> _Description of the task_
Pictures do not belong in the copy; quote every entry below exactly.

/---

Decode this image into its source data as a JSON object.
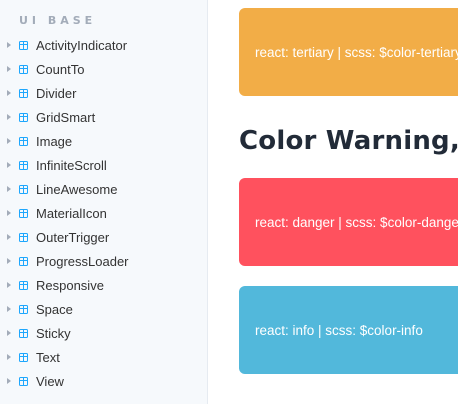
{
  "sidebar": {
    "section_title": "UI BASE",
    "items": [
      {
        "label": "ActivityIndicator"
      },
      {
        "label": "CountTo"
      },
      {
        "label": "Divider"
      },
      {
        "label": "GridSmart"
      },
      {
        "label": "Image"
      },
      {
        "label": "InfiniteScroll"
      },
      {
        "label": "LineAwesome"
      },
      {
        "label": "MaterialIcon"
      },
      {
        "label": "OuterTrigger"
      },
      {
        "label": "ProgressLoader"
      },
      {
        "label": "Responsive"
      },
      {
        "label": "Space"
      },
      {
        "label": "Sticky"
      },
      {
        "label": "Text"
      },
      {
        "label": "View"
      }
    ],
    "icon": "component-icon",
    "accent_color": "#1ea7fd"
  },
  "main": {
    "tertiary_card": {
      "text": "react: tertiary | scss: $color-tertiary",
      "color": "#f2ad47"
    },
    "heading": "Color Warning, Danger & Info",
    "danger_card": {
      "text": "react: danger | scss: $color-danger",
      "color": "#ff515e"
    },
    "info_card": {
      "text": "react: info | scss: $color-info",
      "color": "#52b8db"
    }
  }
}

\---

> _Solution for this problem_
Decode this image into its source data as a JSON object.
{
  "sidebar": {
    "section_title": "UI BASE",
    "items": [
      {
        "label": "ActivityIndicator"
      },
      {
        "label": "CountTo"
      },
      {
        "label": "Divider"
      },
      {
        "label": "GridSmart"
      },
      {
        "label": "Image"
      },
      {
        "label": "InfiniteScroll"
      },
      {
        "label": "LineAwesome"
      },
      {
        "label": "MaterialIcon"
      },
      {
        "label": "OuterTrigger"
      },
      {
        "label": "ProgressLoader"
      },
      {
        "label": "Responsive"
      },
      {
        "label": "Space"
      },
      {
        "label": "Sticky"
      },
      {
        "label": "Text"
      },
      {
        "label": "View"
      }
    ],
    "icon": "component-icon",
    "accent_color": "#1ea7fd"
  },
  "main": {
    "tertiary_card": {
      "text": "react: tertiary | scss: $color-tertiary",
      "color": "#f2ad47"
    },
    "heading": "Color Warning, Danger & Info",
    "danger_card": {
      "text": "react: danger | scss: $color-danger",
      "color": "#ff515e"
    },
    "info_card": {
      "text": "react: info | scss: $color-info",
      "color": "#52b8db"
    }
  }
}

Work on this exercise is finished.